> Exercise details
Write the data out again exactly, with no pictures.
---*---
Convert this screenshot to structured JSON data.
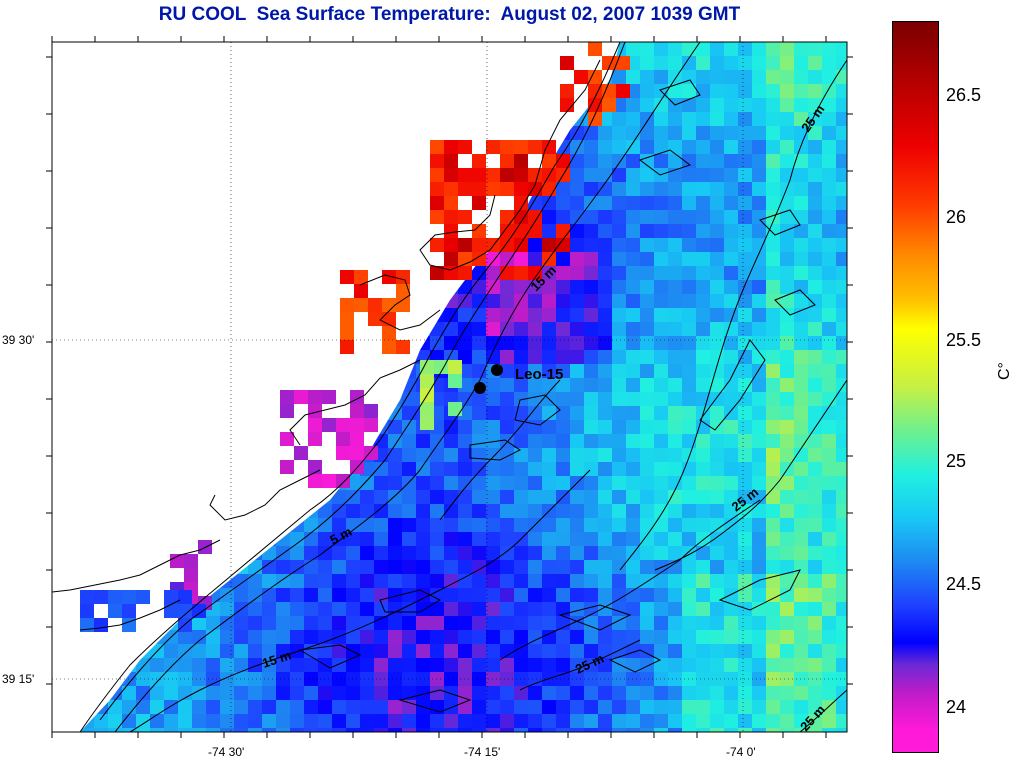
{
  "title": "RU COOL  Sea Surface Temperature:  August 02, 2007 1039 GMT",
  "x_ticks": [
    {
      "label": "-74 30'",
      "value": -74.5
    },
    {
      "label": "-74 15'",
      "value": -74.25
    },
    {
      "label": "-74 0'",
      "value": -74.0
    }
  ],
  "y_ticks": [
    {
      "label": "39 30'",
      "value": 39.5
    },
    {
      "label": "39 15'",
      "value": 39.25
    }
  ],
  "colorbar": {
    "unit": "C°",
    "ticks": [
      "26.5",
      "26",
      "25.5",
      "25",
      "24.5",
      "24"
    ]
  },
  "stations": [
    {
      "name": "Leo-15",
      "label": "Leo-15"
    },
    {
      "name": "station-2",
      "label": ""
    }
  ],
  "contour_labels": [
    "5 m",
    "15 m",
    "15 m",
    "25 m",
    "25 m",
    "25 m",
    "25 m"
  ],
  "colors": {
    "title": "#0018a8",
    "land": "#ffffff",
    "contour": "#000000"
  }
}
---*---
> Answer to this exercise
Convert this screenshot to structured JSON data.
{
  "title": "RU COOL  Sea Surface Temperature:  August 02, 2007 1039 GMT",
  "x_ticks": [
    {
      "label": "-74 30'",
      "value": -74.5
    },
    {
      "label": "-74 15'",
      "value": -74.25
    },
    {
      "label": "-74 0'",
      "value": -74.0
    }
  ],
  "y_ticks": [
    {
      "label": "39 30'",
      "value": 39.5
    },
    {
      "label": "39 15'",
      "value": 39.25
    }
  ],
  "colorbar": {
    "unit": "C°",
    "ticks": [
      "26.5",
      "26",
      "25.5",
      "25",
      "24.5",
      "24"
    ]
  },
  "stations": [
    {
      "name": "Leo-15",
      "label": "Leo-15"
    },
    {
      "name": "station-2",
      "label": ""
    }
  ],
  "contour_labels": [
    "5 m",
    "15 m",
    "15 m",
    "25 m",
    "25 m",
    "25 m",
    "25 m"
  ],
  "colors": {
    "title": "#0018a8",
    "land": "#ffffff",
    "contour": "#000000"
  }
}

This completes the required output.